* **Brief**: Each entry must be given again exactly; images do not belong in the copy.
★ ★ ★
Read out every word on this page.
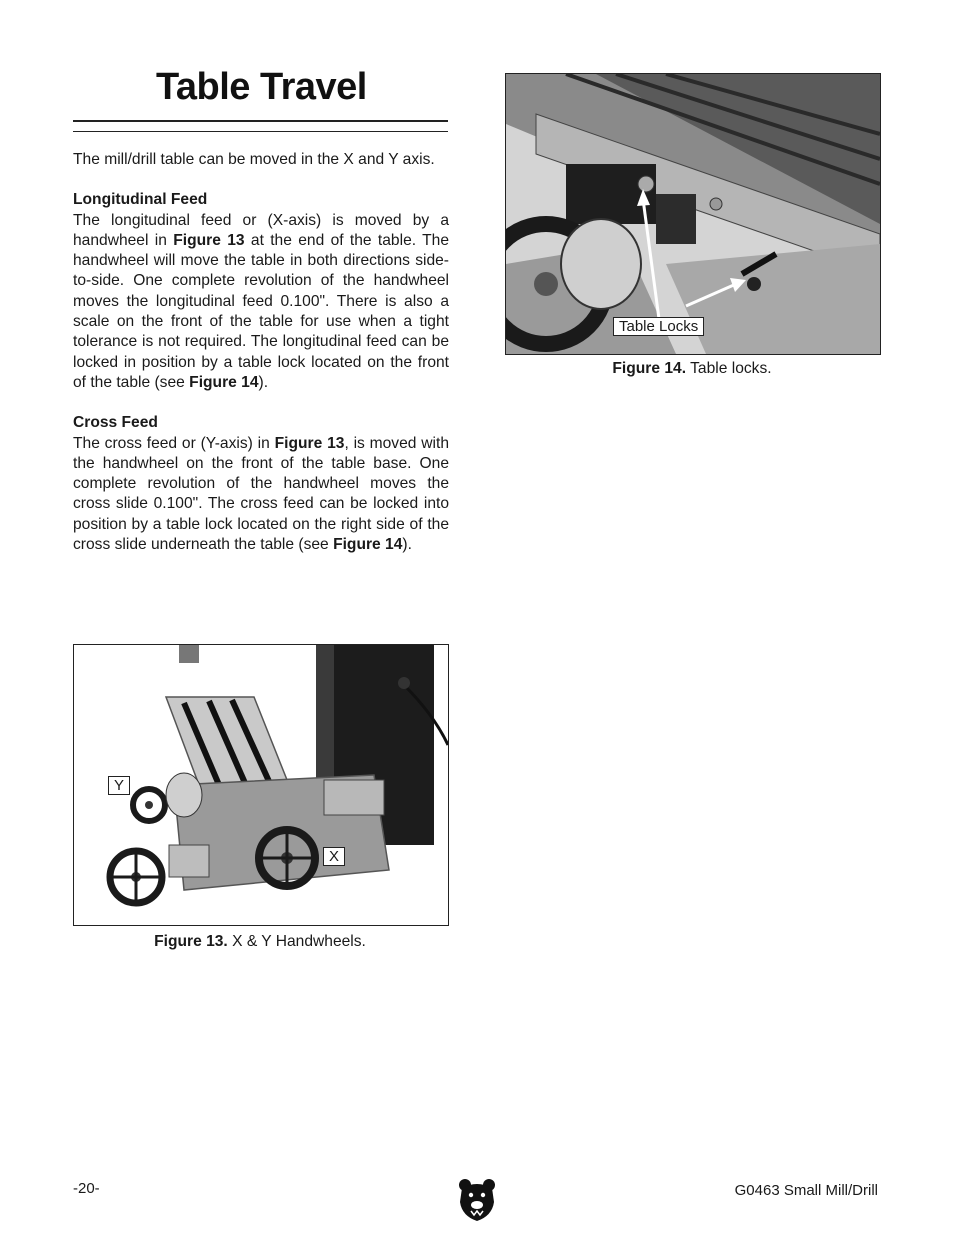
Table Travel

The mill/drill table can be moved in the X and Y axis.

Longitudinal Feed

The longitudinal feed or (X-axis) is moved by a handwheel in Figure 13 at the end of the table. The handwheel will move the table in both directions side-to-side. One complete revolution of the handwheel moves the longitudinal feed 0.100". There is also a scale on the front of the table for use when a tight tolerance is not required. The longitudinal feed can be locked in position by a table lock located on the front of the table (see Figure 14).

Cross Feed

The cross feed or (Y-axis) in Figure 13, is moved with the handwheel on the front of the table base. One complete revolution of the handwheel moves the cross slide 0.100". The cross feed can be locked into position by a table lock located on the right side of the cross slide underneath the table (see Figure 14).

Table Locks
Figure 14. Table locks.
Y
X
Figure 13. X & Y Handwheels.
-20-	G0463 Small Mill/Drill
★ ★ ★
* **Worked answer**:
Read out every word on this page.
Table Travel

The mill/drill table can be moved in the X and Y axis.

Longitudinal Feed

The longitudinal feed or (X-axis) is moved by a handwheel in Figure 13 at the end of the table. The handwheel will move the table in both directions side-to-side. One complete revolution of the handwheel moves the longitudinal feed 0.100". There is also a scale on the front of the table for use when a tight tolerance is not required. The longitudinal feed can be locked in position by a table lock located on the front of the table (see Figure 14).

Cross Feed

The cross feed or (Y-axis) in Figure 13, is moved with the handwheel on the front of the table base. One complete revolution of the handwheel moves the cross slide 0.100". The cross feed can be locked into position by a table lock located on the right side of the cross slide underneath the table (see Figure 14).

Table Locks
Figure 14. Table locks.
Y
X
Figure 13. X & Y Handwheels.
-20-	G0463 Small Mill/Drill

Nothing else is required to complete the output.